*Set exercise*:
Gather all lines from the material that contain the word "ryzykiem".

*Available data*:

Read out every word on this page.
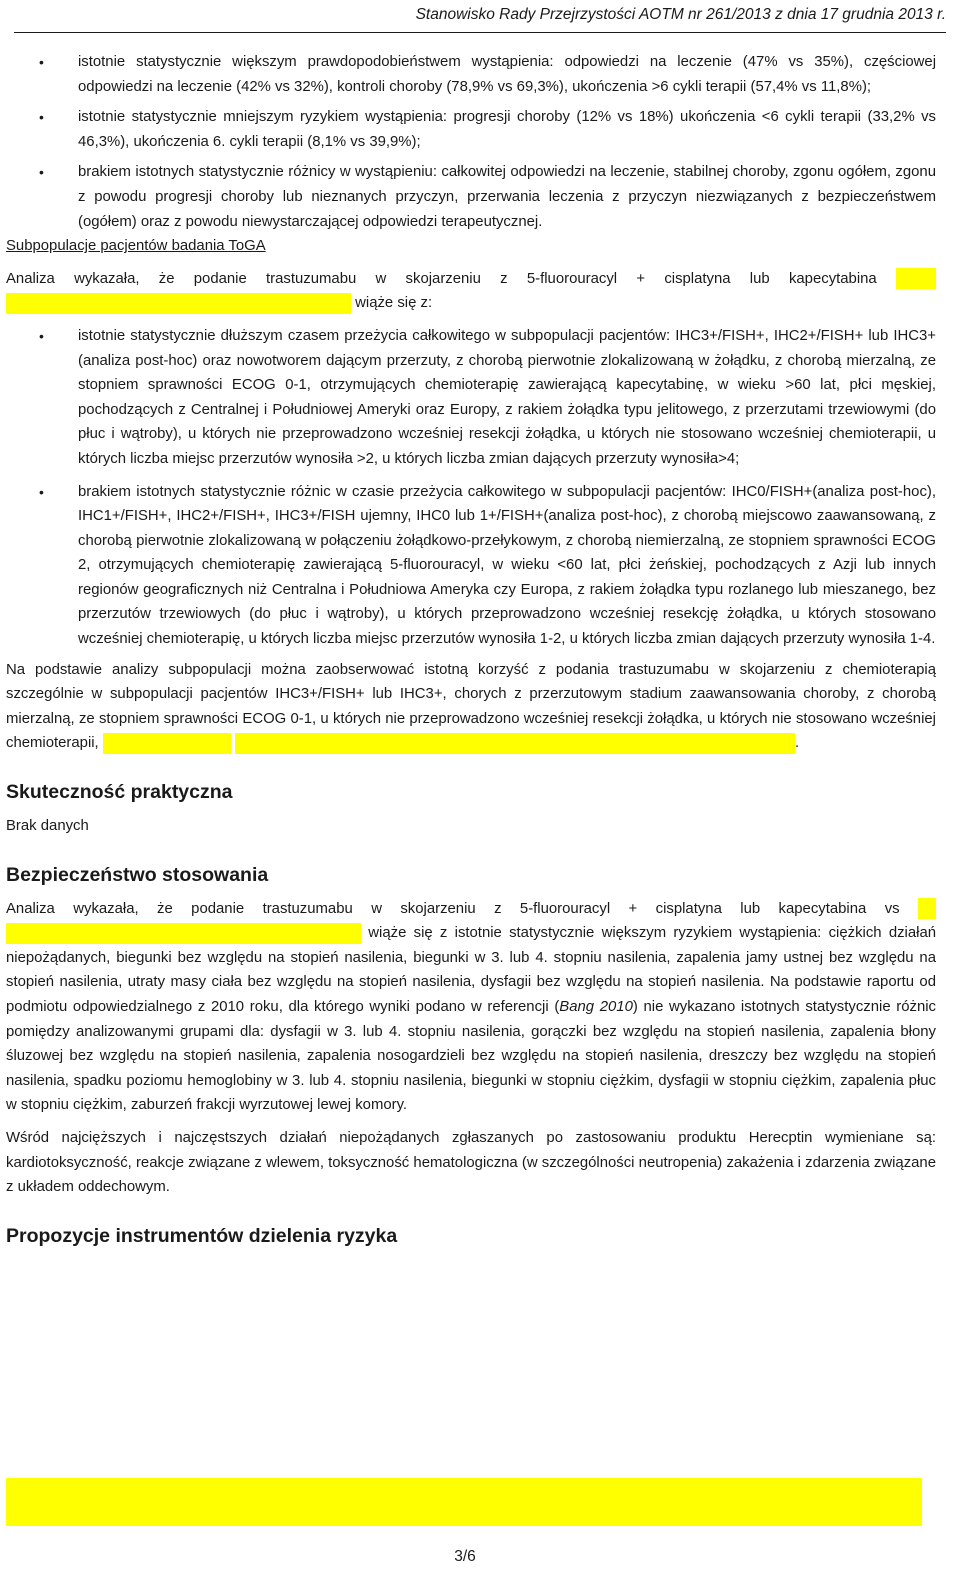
Stanowisko Rady Przejrzystości AOTM nr 261/2013 z dnia 17 grudnia 2013 r.
• istotnie statystycznie większym prawdopodobieństwem wystąpienia: odpowiedzi na leczenie (47% vs 35%), częściowej odpowiedzi na leczenie (42% vs 32%), kontroli choroby (78,9% vs 69,3%), ukończenia >6 cykli terapii (57,4% vs 11,8%);
• istotnie statystycznie mniejszym ryzykiem wystąpienia: progresji choroby (12% vs 18%) ukończenia <6 cykli terapii (33,2% vs 46,3%), ukończenia 6. cykli terapii (8,1% vs 39,9%);
• brakiem istotnych statystycznie różnicy w wystąpieniu: całkowitej odpowiedzi na leczenie, stabilnej choroby, zgonu ogółem, zgonu z powodu progresji choroby lub nieznanych przyczyn, przerwania leczenia z przyczyn niezwiązanych z bezpieczeństwem (ogółem) oraz z powodu niewystarczającej odpowiedzi terapeutycznej.

Subpopulacje pacjentów badania ToGA

Analiza wykazała, że podanie trastuzumabu w skojarzeniu z 5-fluorouracyl + cisplatyna lub kapecytabina   wiąże się z:

• istotnie statystycznie dłuższym czasem przeżycia całkowitego w subpopulacji pacjentów: IHC3+/FISH+, IHC2+/FISH+ lub IHC3+ (analiza post-hoc) oraz nowotworem dającym przerzuty, z chorobą pierwotnie zlokalizowaną w żołądku, z chorobą mierzalną, ze stopniem sprawności ECOG 0-1, otrzymujących chemioterapię zawierającą kapecytabinę, w wieku >60 lat, płci męskiej, pochodzących z Centralnej i Południowej Ameryki oraz Europy, z rakiem żołądka typu jelitowego, z przerzutami trzewiowymi (do płuc i wątroby), u których nie przeprowadzono wcześniej resekcji żołądka, u których nie stosowano wcześniej chemioterapii, u których liczba miejsc przerzutów wynosiła >2, u których liczba zmian dających przerzuty wynosiła>4;
• brakiem istotnych statystycznie różnic w czasie przeżycia całkowitego w subpopulacji pacjentów: IHC0/FISH+(analiza post-hoc), IHC1+/FISH+, IHC2+/FISH+, IHC3+/FISH ujemny, IHC0 lub 1+/FISH+(analiza post-hoc), z chorobą miejscowo zaawansowaną, z chorobą pierwotnie zlokalizowaną w połączeniu żołądkowo-przełykowym, z chorobą niemierzalną, ze stopniem sprawności ECOG 2, otrzymujących chemioterapię zawierającą 5-fluorouracyl, w wieku <60 lat, płci żeńskiej, pochodzących z Azji lub innych regionów geograficznych niż Centralna i Południowa Ameryka czy Europa, z rakiem żołądka typu rozlanego lub mieszanego, bez przerzutów trzewiowych (do płuc i wątroby), u których przeprowadzono wcześniej resekcję żołądka, u których stosowano wcześniej chemioterapię, u których liczba miejsc przerzutów wynosiła 1-2, u których liczba zmian dających przerzuty wynosiła 1-4.

Na podstawie analizy subpopulacji można zaobserwować istotną korzyść z podania trastuzumabu w skojarzeniu z chemioterapią szczególnie w subpopulacji pacjentów IHC3+/FISH+ lub IHC3+, chorych z przerzutowym stadium zaawansowania choroby, z chorobą mierzalną, ze stopniem sprawności ECOG 0-1, u których nie przeprowadzono wcześniej resekcji żołądka, u których nie stosowano wcześniej chemioterapii,	.

Skuteczność praktyczna

Brak danych

Bezpieczeństwo stosowania

Analiza wykazała, że podanie trastuzumabu w skojarzeniu z 5-fluorouracyl + cisplatyna lub kapecytabina vs   wiąże się z istotnie statystycznie większym ryzykiem wystąpienia: ciężkich działań niepożądanych, biegunki bez względu na stopień nasilenia, biegunki w 3. lub 4. stopniu nasilenia, zapalenia jamy ustnej bez względu na stopień nasilenia, utraty masy ciała bez względu na stopień nasilenia, dysfagii bez względu na stopień nasilenia. Na podstawie raportu od podmiotu odpowiedzialnego z 2010 roku, dla którego wyniki podano w referencji (Bang 2010) nie wykazano istotnych statystycznie różnic pomiędzy analizowanymi grupami dla: dysfagii w 3. lub 4. stopniu nasilenia, gorączki bez względu na stopień nasilenia, zapalenia błony śluzowej bez względu na stopień nasilenia, zapalenia nosogardzieli bez względu na stopień nasilenia, dreszczy bez względu na stopień nasilenia, spadku poziomu hemoglobiny w 3. lub 4. stopniu nasilenia, biegunki w stopniu ciężkim, dysfagii w stopniu ciężkim, zapalenia płuc w stopniu ciężkim, zaburzeń frakcji wyrzutowej lewej komory.

Wśród najcięższych i najczęstszych działań niepożądanych zgłaszanych po zastosowaniu produktu Herecptin wymieniane są: kardiotoksyczność, reakcje związane z wlewem, toksyczność hematologiczna (w szczególności neutropenia) zakażenia i zdarzenia związane z układem oddechowym.

Propozycje instrumentów dzielenia ryzyka
3/6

*Finished answer*:
• istotnie statystycznie mniejszym ryzykiem wystąpienia: progresji choroby (12% vs 18%) ukończenia <6 cykli terapii (33,2% vs 46,3%), ukończenia 6. cykli terapii (8,1% vs 39,9%);
Analiza wykazała, że podanie trastuzumabu w skojarzeniu z 5-fluorouracyl + cisplatyna lub kapecytabina vs   wiąże się z istotnie statystycznie większym ryzykiem wystąpienia: ciężkich działań niepożądanych, biegunki bez względu na stopień nasilenia, biegunki w 3. lub 4. stopniu nasilenia, zapalenia jamy ustnej bez względu na stopień nasilenia, utraty masy ciała bez względu na stopień nasilenia, dysfagii bez względu na stopień nasilenia. Na podstawie raportu od podmiotu odpowiedzialnego z 2010 roku, dla którego wyniki podano w referencji (Bang 2010) nie wykazano istotnych statystycznie różnic pomiędzy analizowanymi grupami dla: dysfagii w 3. lub 4. stopniu nasilenia, gorączki bez względu na stopień nasilenia, zapalenia błony śluzowej bez względu na stopień nasilenia, zapalenia nosogardzieli bez względu na stopień nasilenia, dreszczy bez względu na stopień nasilenia, spadku poziomu hemoglobiny w 3. lub 4. stopniu nasilenia, biegunki w stopniu ciężkim, dysfagii w stopniu ciężkim, zapalenia płuc w stopniu ciężkim, zaburzeń frakcji wyrzutowej lewej komory.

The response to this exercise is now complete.